# PROBLEM DESCRIPTION
Copy out each line of the material below with no changes.

(Collected data entries)
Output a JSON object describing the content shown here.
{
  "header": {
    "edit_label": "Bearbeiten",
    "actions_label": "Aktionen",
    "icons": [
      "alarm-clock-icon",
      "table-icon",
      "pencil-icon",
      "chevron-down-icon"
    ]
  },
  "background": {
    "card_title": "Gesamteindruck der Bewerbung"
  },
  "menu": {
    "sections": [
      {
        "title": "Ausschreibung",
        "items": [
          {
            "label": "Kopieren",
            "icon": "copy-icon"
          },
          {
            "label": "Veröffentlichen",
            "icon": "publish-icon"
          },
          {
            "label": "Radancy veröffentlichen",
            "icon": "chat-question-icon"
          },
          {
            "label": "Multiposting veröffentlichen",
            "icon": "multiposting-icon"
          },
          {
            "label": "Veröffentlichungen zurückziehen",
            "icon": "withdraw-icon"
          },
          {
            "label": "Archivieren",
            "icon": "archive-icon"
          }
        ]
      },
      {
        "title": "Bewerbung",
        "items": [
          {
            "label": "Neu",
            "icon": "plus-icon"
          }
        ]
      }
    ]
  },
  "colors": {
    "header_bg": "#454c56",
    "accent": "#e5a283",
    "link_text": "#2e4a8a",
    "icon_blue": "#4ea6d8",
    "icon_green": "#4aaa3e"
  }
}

# TASK SOLUTION
Output a JSON object describing the content shown here.
{
  "header": {
    "edit_label": "Bearbeiten",
    "actions_label": "Aktionen",
    "icons": [
      "alarm-clock-icon",
      "table-icon",
      "pencil-icon",
      "chevron-down-icon"
    ]
  },
  "background": {
    "card_title": "Gesamteindruck der Bewerbung"
  },
  "menu": {
    "sections": [
      {
        "title": "Ausschreibung",
        "items": [
          {
            "label": "Kopieren",
            "icon": "copy-icon"
          },
          {
            "label": "Veröffentlichen",
            "icon": "publish-icon"
          },
          {
            "label": "Radancy veröffentlichen",
            "icon": "chat-question-icon"
          },
          {
            "label": "Multiposting veröffentlichen",
            "icon": "multiposting-icon"
          },
          {
            "label": "Veröffentlichungen zurückziehen",
            "icon": "withdraw-icon"
          },
          {
            "label": "Archivieren",
            "icon": "archive-icon"
          }
        ]
      },
      {
        "title": "Bewerbung",
        "items": [
          {
            "label": "Neu",
            "icon": "plus-icon"
          }
        ]
      }
    ]
  },
  "colors": {
    "header_bg": "#454c56",
    "accent": "#e5a283",
    "link_text": "#2e4a8a",
    "icon_blue": "#4ea6d8",
    "icon_green": "#4aaa3e"
  }
}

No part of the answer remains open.